Aim of the exercise:
The listing below must be repeated word for word, with its images excluded.

Dataset content:
········
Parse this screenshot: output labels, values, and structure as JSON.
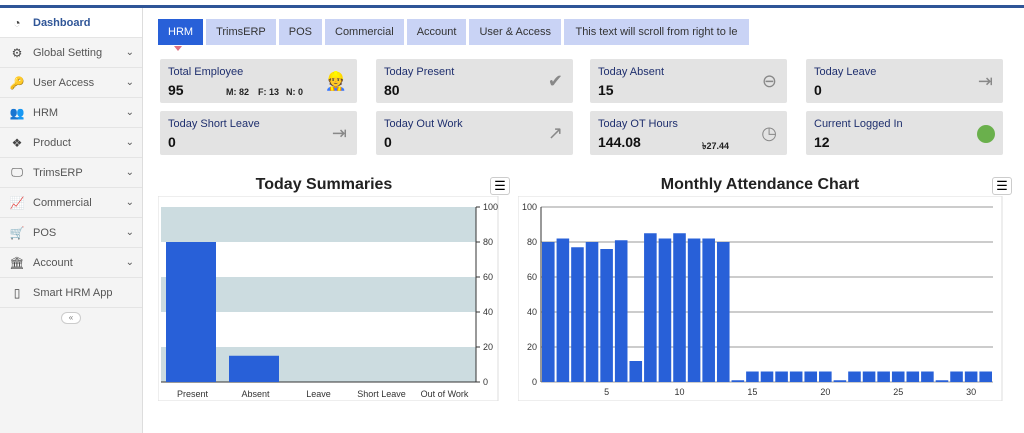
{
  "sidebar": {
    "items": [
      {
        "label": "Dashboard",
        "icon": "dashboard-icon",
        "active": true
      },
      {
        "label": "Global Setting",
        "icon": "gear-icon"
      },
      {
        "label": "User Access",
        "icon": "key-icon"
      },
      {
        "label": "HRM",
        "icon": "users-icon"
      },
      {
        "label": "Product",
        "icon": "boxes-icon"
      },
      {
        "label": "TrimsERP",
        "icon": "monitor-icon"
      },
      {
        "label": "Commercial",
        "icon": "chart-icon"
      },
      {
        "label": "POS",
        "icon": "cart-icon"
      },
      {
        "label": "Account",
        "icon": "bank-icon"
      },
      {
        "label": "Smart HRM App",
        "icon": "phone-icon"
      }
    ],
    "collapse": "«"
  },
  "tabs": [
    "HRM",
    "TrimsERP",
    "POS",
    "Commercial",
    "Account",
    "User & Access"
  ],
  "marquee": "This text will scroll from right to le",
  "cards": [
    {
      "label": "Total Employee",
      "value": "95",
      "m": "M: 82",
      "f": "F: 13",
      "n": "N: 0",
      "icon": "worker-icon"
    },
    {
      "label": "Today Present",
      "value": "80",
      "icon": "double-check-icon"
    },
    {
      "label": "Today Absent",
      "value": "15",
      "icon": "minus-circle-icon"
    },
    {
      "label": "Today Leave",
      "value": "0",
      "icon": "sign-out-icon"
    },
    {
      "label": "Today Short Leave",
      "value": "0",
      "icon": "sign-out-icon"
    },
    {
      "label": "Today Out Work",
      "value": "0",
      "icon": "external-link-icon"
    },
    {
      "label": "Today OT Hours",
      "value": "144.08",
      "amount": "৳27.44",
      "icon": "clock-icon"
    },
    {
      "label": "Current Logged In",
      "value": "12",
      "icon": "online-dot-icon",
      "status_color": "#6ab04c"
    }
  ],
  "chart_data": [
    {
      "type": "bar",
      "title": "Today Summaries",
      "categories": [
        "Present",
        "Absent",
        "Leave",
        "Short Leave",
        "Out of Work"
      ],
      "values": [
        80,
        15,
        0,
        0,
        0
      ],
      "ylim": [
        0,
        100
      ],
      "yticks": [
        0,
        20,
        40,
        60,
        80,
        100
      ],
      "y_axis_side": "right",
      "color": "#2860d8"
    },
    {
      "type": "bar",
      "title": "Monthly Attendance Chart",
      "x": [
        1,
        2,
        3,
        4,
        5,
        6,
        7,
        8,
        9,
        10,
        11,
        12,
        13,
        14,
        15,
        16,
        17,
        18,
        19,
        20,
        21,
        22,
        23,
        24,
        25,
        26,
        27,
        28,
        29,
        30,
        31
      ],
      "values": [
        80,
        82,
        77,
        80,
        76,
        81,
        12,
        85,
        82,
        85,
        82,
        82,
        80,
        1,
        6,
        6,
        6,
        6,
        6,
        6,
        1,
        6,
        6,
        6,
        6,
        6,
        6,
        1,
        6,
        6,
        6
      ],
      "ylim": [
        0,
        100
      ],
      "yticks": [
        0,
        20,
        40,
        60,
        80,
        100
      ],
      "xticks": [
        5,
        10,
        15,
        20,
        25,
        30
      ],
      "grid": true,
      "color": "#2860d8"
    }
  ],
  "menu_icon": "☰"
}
········
Exercise output:
Parse this screenshot: output labels, values, and structure as JSON.
{
  "sidebar": {
    "items": [
      {
        "label": "Dashboard",
        "icon": "dashboard-icon",
        "active": true
      },
      {
        "label": "Global Setting",
        "icon": "gear-icon"
      },
      {
        "label": "User Access",
        "icon": "key-icon"
      },
      {
        "label": "HRM",
        "icon": "users-icon"
      },
      {
        "label": "Product",
        "icon": "boxes-icon"
      },
      {
        "label": "TrimsERP",
        "icon": "monitor-icon"
      },
      {
        "label": "Commercial",
        "icon": "chart-icon"
      },
      {
        "label": "POS",
        "icon": "cart-icon"
      },
      {
        "label": "Account",
        "icon": "bank-icon"
      },
      {
        "label": "Smart HRM App",
        "icon": "phone-icon"
      }
    ],
    "collapse": "«"
  },
  "tabs": [
    "HRM",
    "TrimsERP",
    "POS",
    "Commercial",
    "Account",
    "User & Access"
  ],
  "marquee": "This text will scroll from right to le",
  "cards": [
    {
      "label": "Total Employee",
      "value": "95",
      "m": "M: 82",
      "f": "F: 13",
      "n": "N: 0",
      "icon": "worker-icon"
    },
    {
      "label": "Today Present",
      "value": "80",
      "icon": "double-check-icon"
    },
    {
      "label": "Today Absent",
      "value": "15",
      "icon": "minus-circle-icon"
    },
    {
      "label": "Today Leave",
      "value": "0",
      "icon": "sign-out-icon"
    },
    {
      "label": "Today Short Leave",
      "value": "0",
      "icon": "sign-out-icon"
    },
    {
      "label": "Today Out Work",
      "value": "0",
      "icon": "external-link-icon"
    },
    {
      "label": "Today OT Hours",
      "value": "144.08",
      "amount": "৳27.44",
      "icon": "clock-icon"
    },
    {
      "label": "Current Logged In",
      "value": "12",
      "icon": "online-dot-icon",
      "status_color": "#6ab04c"
    }
  ],
  "chart_data": [
    {
      "type": "bar",
      "title": "Today Summaries",
      "categories": [
        "Present",
        "Absent",
        "Leave",
        "Short Leave",
        "Out of Work"
      ],
      "values": [
        80,
        15,
        0,
        0,
        0
      ],
      "ylim": [
        0,
        100
      ],
      "yticks": [
        0,
        20,
        40,
        60,
        80,
        100
      ],
      "y_axis_side": "right",
      "color": "#2860d8"
    },
    {
      "type": "bar",
      "title": "Monthly Attendance Chart",
      "x": [
        1,
        2,
        3,
        4,
        5,
        6,
        7,
        8,
        9,
        10,
        11,
        12,
        13,
        14,
        15,
        16,
        17,
        18,
        19,
        20,
        21,
        22,
        23,
        24,
        25,
        26,
        27,
        28,
        29,
        30,
        31
      ],
      "values": [
        80,
        82,
        77,
        80,
        76,
        81,
        12,
        85,
        82,
        85,
        82,
        82,
        80,
        1,
        6,
        6,
        6,
        6,
        6,
        6,
        1,
        6,
        6,
        6,
        6,
        6,
        6,
        1,
        6,
        6,
        6
      ],
      "ylim": [
        0,
        100
      ],
      "yticks": [
        0,
        20,
        40,
        60,
        80,
        100
      ],
      "xticks": [
        5,
        10,
        15,
        20,
        25,
        30
      ],
      "grid": true,
      "color": "#2860d8"
    }
  ],
  "menu_icon": "☰"
}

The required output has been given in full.